WHAT NEEDS TO BE DONE:
Go through the entries below and retype them exactly, omitting each picture.

INFORMATION SUPPLIED:

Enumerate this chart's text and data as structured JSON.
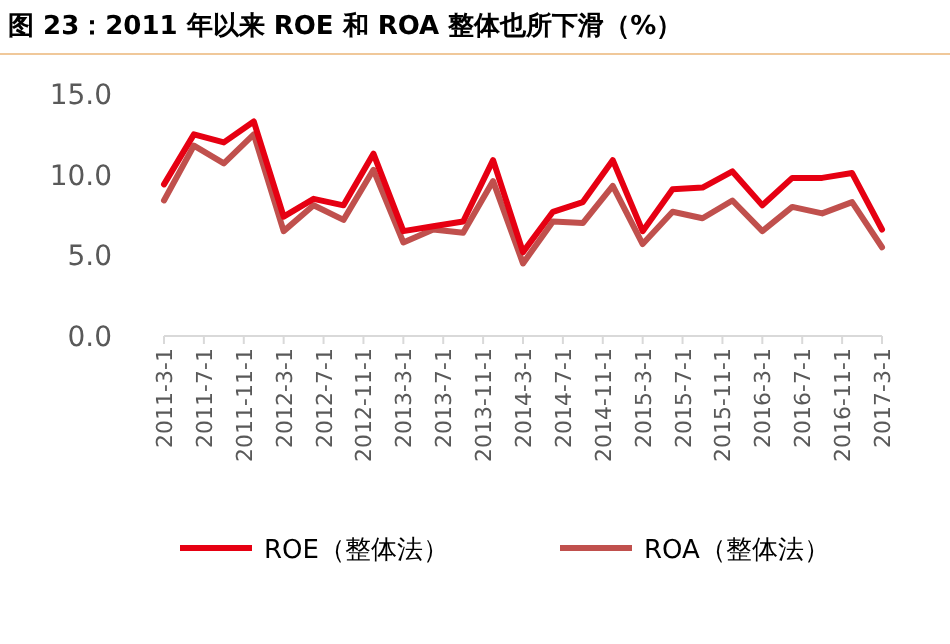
{
  "chart_data": {
    "type": "line",
    "title": "图 23：2011 年以来 ROE 和 ROA 整体也所下滑（%）",
    "x": [
      "2011-03",
      "2011-06",
      "2011-09",
      "2011-12",
      "2012-03",
      "2012-06",
      "2012-09",
      "2012-12",
      "2013-03",
      "2013-06",
      "2013-09",
      "2013-12",
      "2014-03",
      "2014-06",
      "2014-09",
      "2014-12",
      "2015-03",
      "2015-06",
      "2015-09",
      "2015-12",
      "2016-03",
      "2016-06",
      "2016-09",
      "2016-12",
      "2017-03"
    ],
    "series": [
      {
        "name": "ROE（整体法）",
        "color": "#e60012",
        "values": [
          9.4,
          12.5,
          12.0,
          13.3,
          7.4,
          8.5,
          8.1,
          11.3,
          6.5,
          6.8,
          7.1,
          10.9,
          5.2,
          7.7,
          8.3,
          10.9,
          6.5,
          9.1,
          9.2,
          10.2,
          8.1,
          9.8,
          9.8,
          10.1,
          6.6
        ]
      },
      {
        "name": "ROA（整体法）",
        "color": "#c0504d",
        "values": [
          8.4,
          11.8,
          10.7,
          12.5,
          6.5,
          8.1,
          7.2,
          10.3,
          5.8,
          6.6,
          6.4,
          9.6,
          4.5,
          7.1,
          7.0,
          9.3,
          5.7,
          7.7,
          7.3,
          8.4,
          6.5,
          8.0,
          7.6,
          8.3,
          5.5
        ]
      }
    ],
    "xlim": [
      "2011-03",
      "2017-03"
    ],
    "xticks": [
      {
        "value": "2011-03-01",
        "label": "2011-3-1"
      },
      {
        "value": "2011-07-01",
        "label": "2011-7-1"
      },
      {
        "value": "2011-11-01",
        "label": "2011-11-1"
      },
      {
        "value": "2012-03-01",
        "label": "2012-3-1"
      },
      {
        "value": "2012-07-01",
        "label": "2012-7-1"
      },
      {
        "value": "2012-11-01",
        "label": "2012-11-1"
      },
      {
        "value": "2013-03-01",
        "label": "2013-3-1"
      },
      {
        "value": "2013-07-01",
        "label": "2013-7-1"
      },
      {
        "value": "2013-11-01",
        "label": "2013-11-1"
      },
      {
        "value": "2014-03-01",
        "label": "2014-3-1"
      },
      {
        "value": "2014-07-01",
        "label": "2014-7-1"
      },
      {
        "value": "2014-11-01",
        "label": "2014-11-1"
      },
      {
        "value": "2015-03-01",
        "label": "2015-3-1"
      },
      {
        "value": "2015-07-01",
        "label": "2015-7-1"
      },
      {
        "value": "2015-11-01",
        "label": "2015-11-1"
      },
      {
        "value": "2016-03-01",
        "label": "2016-3-1"
      },
      {
        "value": "2016-07-01",
        "label": "2016-7-1"
      },
      {
        "value": "2016-11-01",
        "label": "2016-11-1"
      },
      {
        "value": "2017-03-01",
        "label": "2017-3-1"
      }
    ],
    "ylim": [
      0,
      15
    ],
    "yticks": [
      {
        "value": 0,
        "label": "0.0"
      },
      {
        "value": 5,
        "label": "5.0"
      },
      {
        "value": 10,
        "label": "10.0"
      },
      {
        "value": 15,
        "label": "15.0"
      }
    ],
    "legend": "bottom"
  }
}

THE SOLUTION:
Enumerate this chart's text and data as structured JSON.
{
  "chart_data": {
    "type": "line",
    "title": "图 23：2011 年以来 ROE 和 ROA 整体也所下滑（%）",
    "x": [
      "2011-03",
      "2011-06",
      "2011-09",
      "2011-12",
      "2012-03",
      "2012-06",
      "2012-09",
      "2012-12",
      "2013-03",
      "2013-06",
      "2013-09",
      "2013-12",
      "2014-03",
      "2014-06",
      "2014-09",
      "2014-12",
      "2015-03",
      "2015-06",
      "2015-09",
      "2015-12",
      "2016-03",
      "2016-06",
      "2016-09",
      "2016-12",
      "2017-03"
    ],
    "series": [
      {
        "name": "ROE（整体法）",
        "color": "#e60012",
        "values": [
          9.4,
          12.5,
          12.0,
          13.3,
          7.4,
          8.5,
          8.1,
          11.3,
          6.5,
          6.8,
          7.1,
          10.9,
          5.2,
          7.7,
          8.3,
          10.9,
          6.5,
          9.1,
          9.2,
          10.2,
          8.1,
          9.8,
          9.8,
          10.1,
          6.6
        ]
      },
      {
        "name": "ROA（整体法）",
        "color": "#c0504d",
        "values": [
          8.4,
          11.8,
          10.7,
          12.5,
          6.5,
          8.1,
          7.2,
          10.3,
          5.8,
          6.6,
          6.4,
          9.6,
          4.5,
          7.1,
          7.0,
          9.3,
          5.7,
          7.7,
          7.3,
          8.4,
          6.5,
          8.0,
          7.6,
          8.3,
          5.5
        ]
      }
    ],
    "xlim": [
      "2011-03",
      "2017-03"
    ],
    "xticks": [
      {
        "value": "2011-03-01",
        "label": "2011-3-1"
      },
      {
        "value": "2011-07-01",
        "label": "2011-7-1"
      },
      {
        "value": "2011-11-01",
        "label": "2011-11-1"
      },
      {
        "value": "2012-03-01",
        "label": "2012-3-1"
      },
      {
        "value": "2012-07-01",
        "label": "2012-7-1"
      },
      {
        "value": "2012-11-01",
        "label": "2012-11-1"
      },
      {
        "value": "2013-03-01",
        "label": "2013-3-1"
      },
      {
        "value": "2013-07-01",
        "label": "2013-7-1"
      },
      {
        "value": "2013-11-01",
        "label": "2013-11-1"
      },
      {
        "value": "2014-03-01",
        "label": "2014-3-1"
      },
      {
        "value": "2014-07-01",
        "label": "2014-7-1"
      },
      {
        "value": "2014-11-01",
        "label": "2014-11-1"
      },
      {
        "value": "2015-03-01",
        "label": "2015-3-1"
      },
      {
        "value": "2015-07-01",
        "label": "2015-7-1"
      },
      {
        "value": "2015-11-01",
        "label": "2015-11-1"
      },
      {
        "value": "2016-03-01",
        "label": "2016-3-1"
      },
      {
        "value": "2016-07-01",
        "label": "2016-7-1"
      },
      {
        "value": "2016-11-01",
        "label": "2016-11-1"
      },
      {
        "value": "2017-03-01",
        "label": "2017-3-1"
      }
    ],
    "ylim": [
      0,
      15
    ],
    "yticks": [
      {
        "value": 0,
        "label": "0.0"
      },
      {
        "value": 5,
        "label": "5.0"
      },
      {
        "value": 10,
        "label": "10.0"
      },
      {
        "value": 15,
        "label": "15.0"
      }
    ],
    "legend": "bottom"
  }
}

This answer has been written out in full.